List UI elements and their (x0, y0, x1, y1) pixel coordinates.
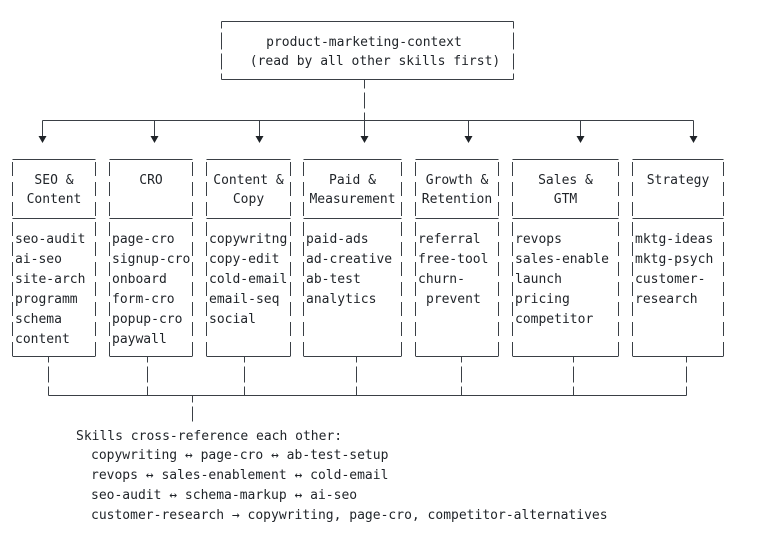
category-title: Content & (213, 173, 284, 188)
skill-item: ai-seo (15, 252, 62, 267)
skill-item: analytics (306, 292, 376, 307)
box-sides (415, 162, 499, 356)
skill-item: onboard (112, 272, 167, 287)
box-frame (206, 159, 291, 357)
category-title: SEO & (34, 173, 73, 188)
category-title: CRO (139, 173, 163, 188)
category-title: Strategy (647, 173, 710, 188)
skill-item: content (15, 332, 70, 347)
crossref-heading: Skills cross-reference each other: (76, 429, 342, 444)
skill-item: form-cro (112, 292, 175, 307)
category-title: Sales & (538, 173, 593, 188)
category-3: Paid & Measurement paid-ads ad-creative ab-t… (303, 120, 402, 396)
crossref-line: revops ↔ sales-enablement ↔ cold-email (91, 468, 388, 483)
skill-item: signup-cro (112, 252, 190, 267)
skill-item: ad-creative (306, 252, 392, 267)
skill-item: free-tool (418, 252, 488, 267)
root-title: product-marketing-context (266, 35, 462, 50)
skill-item: ab-test (306, 272, 361, 287)
category-title: Copy (233, 192, 264, 207)
category-0: SEO & Content seo-audit ai-seo site-arch prog… (12, 120, 96, 396)
skill-item: paid-ads (306, 232, 369, 247)
box-sides (12, 162, 96, 356)
category-title: Paid & (329, 173, 376, 188)
skill-item: site-arch (15, 272, 85, 287)
category-title: Growth & (426, 173, 489, 188)
box-frame (12, 159, 96, 357)
skill-item: customer- (635, 272, 705, 287)
skill-item: email-seq (209, 292, 279, 307)
skill-item: cold-email (209, 272, 287, 287)
category-4: Growth & Retention referral free-tool churn-… (415, 120, 499, 396)
skill-item: revops (515, 232, 562, 247)
skill-item: copywritng (209, 232, 287, 247)
arrow-head (255, 136, 264, 143)
category-6: Strategy mktg-ideas mktg-psych customer-res… (632, 120, 724, 396)
box-sides (206, 162, 291, 356)
box-frame (109, 159, 193, 357)
box-frame (303, 159, 402, 357)
box-sides (512, 162, 619, 356)
skill-item: sales-enable (515, 252, 609, 267)
skill-item: prevent (426, 292, 481, 307)
arrow-head (360, 136, 369, 143)
skill-item: mktg-ideas (635, 232, 713, 247)
skill-item: pricing (515, 292, 570, 307)
root-subtitle: (read by all other skills first) (250, 54, 500, 69)
skill-item: schema (15, 312, 62, 327)
skill-item: referral (418, 232, 481, 247)
category-1: CRO page-cro signup-cro onboard form-cro popu… (109, 120, 193, 396)
arrow-head (464, 136, 473, 143)
box-frame (632, 159, 724, 357)
skill-item: paywall (112, 332, 167, 347)
box-sides (632, 162, 724, 356)
category-title: GTM (554, 192, 578, 207)
crossref-line: seo-audit ↔ schema-markup ↔ ai-seo (91, 488, 357, 503)
skill-item: seo-audit (15, 232, 85, 247)
crossref-line: copywriting ↔ page-cro ↔ ab-test-setup (91, 448, 389, 463)
box-sides (109, 162, 193, 356)
crossref-note: Skills cross-reference each other: copyw… (76, 429, 608, 523)
skill-item: social (209, 312, 256, 327)
skill-item: copy-edit (209, 252, 279, 267)
category-title: Retention (422, 192, 492, 207)
arrow-head (576, 136, 585, 143)
box-sides (303, 162, 402, 356)
box-frame (512, 159, 619, 357)
category-5: Sales & GTM revops sales-enable launch pricin… (512, 120, 619, 396)
box-frame (415, 159, 499, 357)
arrow-head (150, 136, 159, 143)
category-title: Measurement (309, 192, 395, 207)
crossref-line: customer-research → copywriting, page-cr… (91, 508, 608, 523)
category-columns: SEO & Content seo-audit ai-seo site-arch prog… (12, 120, 724, 396)
skill-item: programm (15, 292, 78, 307)
skill-item: page-cro (112, 232, 175, 247)
skill-item: competitor (515, 312, 593, 327)
root-node: product-marketing-context (read by all o… (221, 21, 514, 80)
skill-item: churn- (418, 272, 465, 287)
skill-item: research (635, 292, 698, 307)
skill-item: popup-cro (112, 312, 182, 327)
category-title: Content (27, 192, 82, 207)
arrow-head (38, 136, 47, 143)
skill-item: launch (515, 272, 562, 287)
arrow-head (689, 136, 698, 143)
category-2: Content & Copy copywritng copy-edit cold-ema… (206, 120, 291, 396)
skill-item: mktg-psych (635, 252, 713, 267)
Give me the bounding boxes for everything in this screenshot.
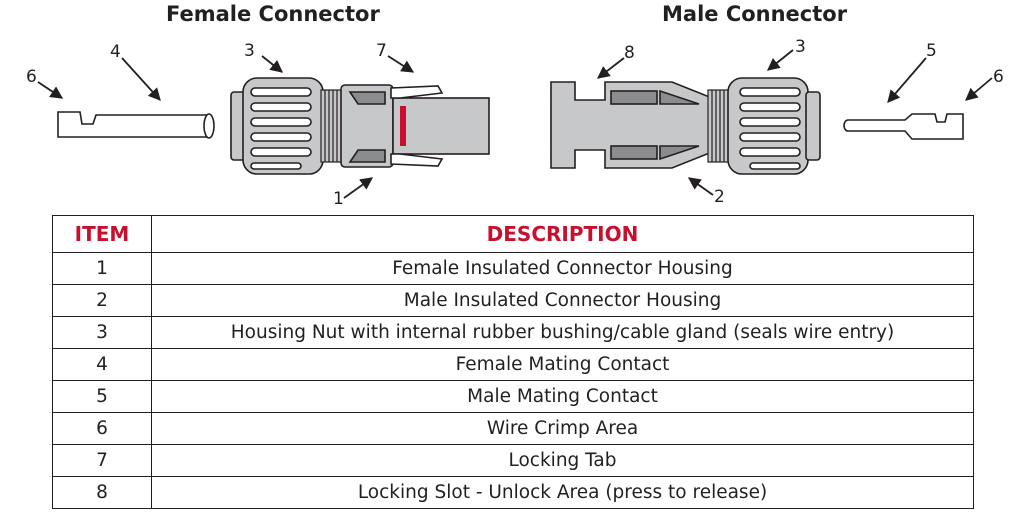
callout-5: 5 [926,41,937,61]
female-insulated-housing [340,84,490,168]
callout-1: 1 [333,189,344,209]
table-row: 8 Locking Slot - Unlock Area (press to r… [52,476,974,509]
item-cell: 8 [52,476,152,509]
male-housing-nut [727,77,821,175]
description-cell: Female Mating Contact [151,348,974,381]
callout-arrows [37,49,993,199]
parts-table: ITEM DESCRIPTION 1 Female Insulated Conn… [52,215,974,509]
table-row: 2 Male Insulated Connector Housing [52,284,974,317]
table-row: 5 Male Mating Contact [52,380,974,413]
male-thread [707,89,731,163]
item-cell: 4 [52,348,152,381]
callout-2: 2 [714,187,725,207]
item-cell: 7 [52,444,152,477]
description-cell: Locking Tab [151,444,974,477]
table-row: 6 Wire Crimp Area [52,412,974,445]
description-cell: Female Insulated Connector Housing [151,252,974,285]
table-row: 7 Locking Tab [52,444,974,477]
female-connector-title: Female Connector [166,2,380,26]
callout-3-male: 3 [795,37,806,57]
description-cell: Locking Slot - Unlock Area (press to rel… [151,476,974,509]
female-housing-nut [230,77,324,175]
item-cell: 2 [52,284,152,317]
header-item: ITEM [52,215,152,253]
female-mating-contact [57,111,215,139]
male-insulated-housing [550,81,713,169]
callout-4: 4 [110,42,121,62]
male-connector-title: Male Connector [662,2,848,26]
description-cell: Wire Crimp Area [151,412,974,445]
callout-3-female: 3 [244,41,255,61]
callout-8: 8 [624,43,635,63]
female-thread [320,89,344,163]
connector-diagram: 6 4 3 7 1 8 3 5 6 2 [26,37,1004,209]
table-header-row: ITEM DESCRIPTION [52,215,974,253]
male-mating-contact [843,113,964,140]
callout-7: 7 [376,41,387,61]
description-cell: Male Mating Contact [151,380,974,413]
item-cell: 1 [52,252,152,285]
description-cell: Housing Nut with internal rubber bushing… [151,316,974,349]
callout-6-male: 6 [993,67,1004,87]
table-row: 3 Housing Nut with internal rubber bushi… [52,316,974,349]
table-row: 1 Female Insulated Connector Housing [52,252,974,285]
description-cell: Male Insulated Connector Housing [151,284,974,317]
item-cell: 6 [52,412,152,445]
table-row: 4 Female Mating Contact [52,348,974,381]
item-cell: 5 [52,380,152,413]
item-cell: 3 [52,316,152,349]
callout-6-female: 6 [26,67,37,87]
header-description: DESCRIPTION [151,215,974,253]
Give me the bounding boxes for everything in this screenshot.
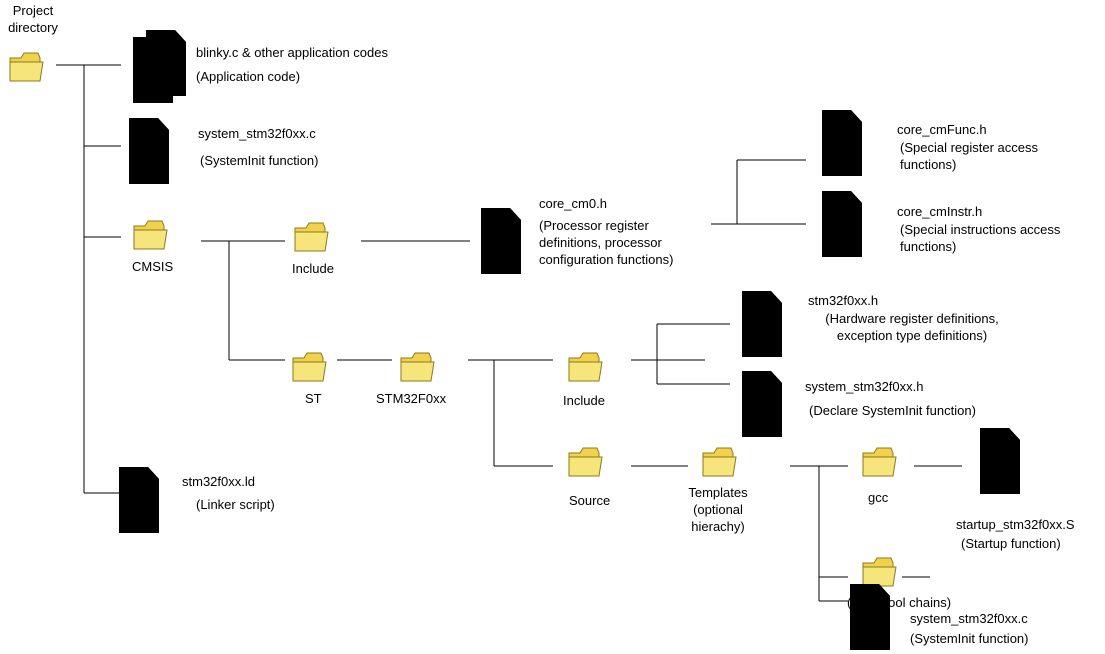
source-label: Source (569, 493, 611, 508)
system-h-name: system_stm32f0xx.h (805, 379, 924, 394)
document-icon[interactable] (822, 191, 862, 257)
folder-icon[interactable] (862, 557, 897, 587)
document-icon[interactable] (742, 371, 782, 437)
folder-icon[interactable] (400, 352, 435, 382)
document-icon[interactable] (742, 291, 782, 357)
document-icon[interactable] (119, 467, 159, 533)
core-cminstr-name: core_cmInstr.h (897, 204, 983, 219)
startup-name: startup_stm32f0xx.S (956, 517, 1075, 532)
system-h-desc: (Declare SystemInit function) (809, 403, 976, 418)
cmsis-label: CMSIS (132, 259, 174, 274)
system-c-name: system_stm32f0xx.c (198, 126, 316, 141)
document-icon[interactable] (481, 208, 521, 274)
templates-label-line3: hierachy) (691, 519, 745, 534)
stm32f0xx-h-desc-line2: exception type definitions) (836, 328, 988, 343)
stm32f0xx-h-desc-line1: (Hardware register definitions, (825, 311, 999, 326)
document-icon[interactable] (980, 428, 1020, 494)
other-tool-chains-label: (other tool chains) (847, 595, 952, 610)
core-cm0-desc-line2: definitions, processor (539, 235, 662, 250)
root-label-line2: directory (8, 20, 58, 35)
document-icon[interactable] (129, 118, 169, 184)
core-cm0-desc-line1: (Processor register (539, 218, 649, 233)
system-c2-desc: (SystemInit function) (910, 631, 1029, 646)
linker-desc: (Linker script) (196, 497, 275, 512)
app-code-desc: (Application code) (196, 69, 301, 84)
core-cm0-desc: (Processor register definitions, process… (539, 217, 673, 268)
system-c2-name: system_stm32f0xx.c (910, 611, 1028, 626)
core-cmfunc-desc: (Special register access functions) (900, 139, 1038, 173)
st-label: ST (305, 391, 322, 406)
templates-label-line2: (optional (693, 502, 743, 517)
folder-icon[interactable] (292, 352, 327, 382)
templates-label: Templates (optional hierachy) (684, 484, 752, 535)
document-icon[interactable] (822, 110, 862, 176)
core-cminstr-desc-line1: (Special instructions access (900, 222, 1061, 237)
app-code-name: blinky.c & other application codes (196, 45, 388, 60)
folder-icon[interactable] (9, 52, 44, 82)
stm32f0xx-folder-label: STM32F0xx (376, 391, 447, 406)
root-label-line1: Project (12, 3, 54, 18)
core-cmfunc-desc-line2: functions) (900, 157, 957, 172)
core-cm0-desc-line3: configuration functions) (539, 252, 674, 267)
core-cmfunc-desc-line1: (Special register access (900, 140, 1038, 155)
core-cmfunc-name: core_cmFunc.h (897, 122, 987, 137)
root-folder-label: Project directory (2, 2, 64, 36)
stm32f0xx-h-name: stm32f0xx.h (808, 293, 879, 308)
linker-name: stm32f0xx.ld (182, 474, 255, 489)
core-cminstr-desc-line2: functions) (900, 239, 957, 254)
cmsis-include-label: Include (292, 261, 334, 276)
templates-label-line1: Templates (688, 485, 748, 500)
document-icon[interactable] (133, 37, 173, 103)
startup-desc: (Startup function) (961, 536, 1061, 551)
gcc-label: gcc (868, 490, 889, 505)
folder-icon[interactable] (568, 447, 603, 477)
core-cm0-name: core_cm0.h (539, 196, 607, 211)
folder-icon[interactable] (133, 220, 168, 250)
tree-connectors (56, 64, 962, 602)
folder-icon[interactable] (294, 222, 329, 252)
stm32f0xx-h-desc: (Hardware register definitions, exceptio… (808, 310, 1016, 344)
st-include-label: Include (563, 393, 605, 408)
core-cminstr-desc: (Special instructions access functions) (900, 221, 1060, 255)
folder-icon[interactable] (568, 352, 603, 382)
folder-icon[interactable] (702, 447, 737, 477)
folder-icon[interactable] (862, 447, 897, 477)
system-c-desc: (SystemInit function) (200, 153, 319, 168)
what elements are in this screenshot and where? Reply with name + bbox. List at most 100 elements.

== TASK OBJECTIVE ==
Repeat the lines from the one holding "callout-5: 5 [926,41,937,61]" through the one holding "item-cell: 1 [52,252,152,285]", inclusive, with "Locking" renamed to "Latching" and everything else unchanged.

== CORRECT RESPONSE ==
callout-5: 5 [926,41,937,61]
female-insulated-housing [340,84,490,168]
callout-1: 1 [333,189,344,209]
table-row: 8 Latching Slot - Unlock Area (press to r… [52,476,974,509]
item-cell: 8 [52,476,152,509]
male-housing-nut [727,77,821,175]
description-cell: Female Mating Contact [151,348,974,381]
callout-arrows [37,49,993,199]
parts-table: ITEM DESCRIPTION 1 Female Insulated Conn… [52,215,974,509]
table-row: 2 Male Insulated Connector Housing [52,284,974,317]
table-row: 5 Male Mating Contact [52,380,974,413]
male-thread [707,89,731,163]
item-cell: 4 [52,348,152,381]
callout-2: 2 [714,187,725,207]
item-cell: 7 [52,444,152,477]
description-cell: Latching Tab [151,444,974,477]
table-row: 6 Wire Crimp Area [52,412,974,445]
description-cell: Female Insulated Connector Housing [151,252,974,285]
table-row: 7 Latching Tab [52,444,974,477]
female-connector-title: Female Connector [166,2,380,26]
callout-3-male: 3 [795,37,806,57]
description-cell: Latching Slot - Unlock Area (press to rel… [151,476,974,509]
female-housing-nut [230,77,324,175]
item-cell: 2 [52,284,152,317]
header-item: ITEM [52,215,152,253]
female-mating-contact [57,111,215,139]
male-insulated-housing [550,81,713,169]
callout-4: 4 [110,42,121,62]
male-connector-title: Male Connector [662,2,848,26]
description-cell: Wire Crimp Area [151,412,974,445]
callout-3-female: 3 [244,41,255,61]
callout-8: 8 [624,43,635,63]
female-thread [320,89,344,163]
connector-diagram: 6 4 3 7 1 8 3 5 6 2 [26,37,1004,209]
table-header-row: ITEM DESCRIPTION [52,215,974,253]
male-mating-contact [843,113,964,140]
callout-7: 7 [376,41,387,61]
description-cell: Male Mating Contact [151,380,974,413]
item-cell: 1 [52,252,152,285]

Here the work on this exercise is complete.